Exercise: Show every line of the records below that contains the word "ISBN".

Provided data:
--------------------------------

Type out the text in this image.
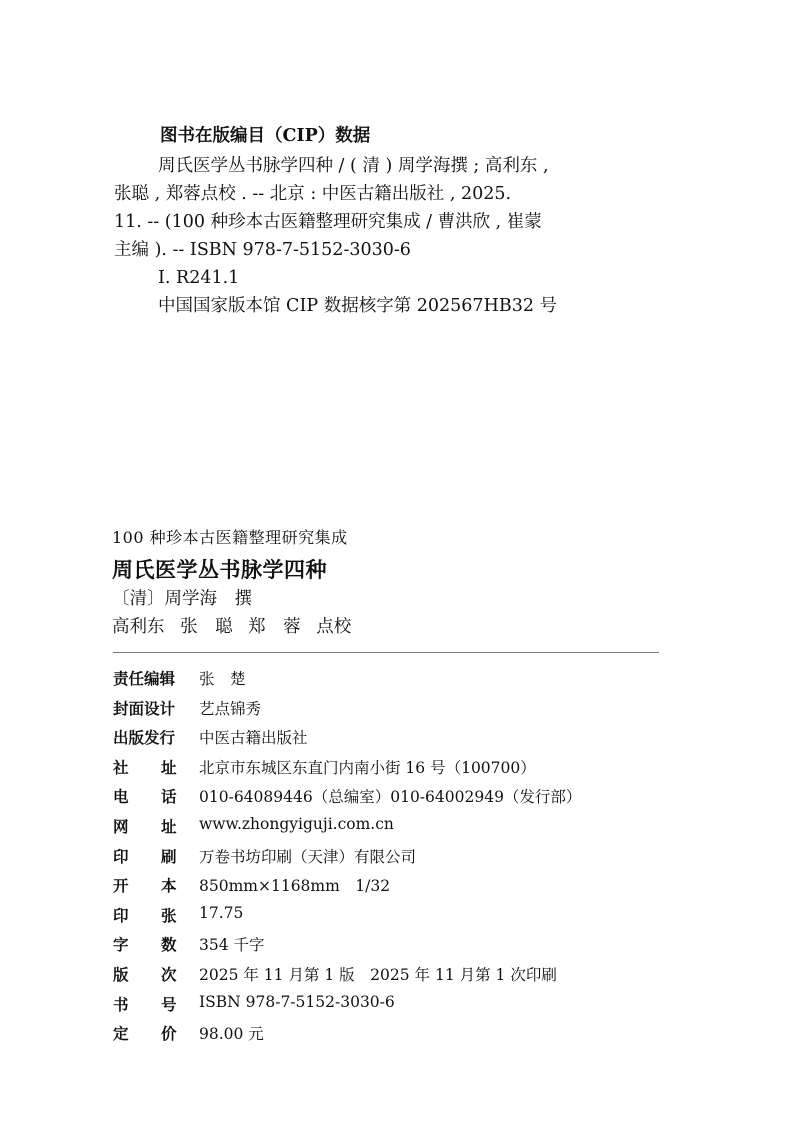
图书在版编目（CIP）数据
周氏医学丛书脉学四种 / ( 清 ) 周学海撰 ; 高利东 ,
张聪 , 郑蓉点校 . -- 北京 : 中医古籍出版社 , 2025.
11. -- (100 种珍本古医籍整理研究集成 / 曹洪欣 , 崔蒙
主编 ). -- ISBN 978-7-5152-3030-6
Ⅰ. R241.1
中国国家版本馆 CIP 数据核字第 202567HB32 号
100 种珍本古医籍整理研究集成
周氏医学丛书脉学四种
〔清〕周学海　撰
高利东 张　聪 郑　蓉 点校
责任编辑	张　楚
封面设计	艺点锦秀
出版发行	中医古籍出版社
社 址 北京市东城区东直门内南小街 16 号（100700）
电 话 010-64089446（总编室）010-64002949（发行部）
网 址 www.zhongyiguji.com.cn
印 刷 万卷书坊印刷（天津）有限公司
开 本 850mm×1168mm　1/32
印 张 17.75
字 数 354 千字
版 次 2025 年 11 月第 1 版　2025 年 11 月第 1 次印刷
书 号 ISBN 978-7-5152-3030-6
定 价 98.00 元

--------------------------------

Answer to this task:
主编 ). -- ISBN 978-7-5152-3030-6
书 号 ISBN 978-7-5152-3030-6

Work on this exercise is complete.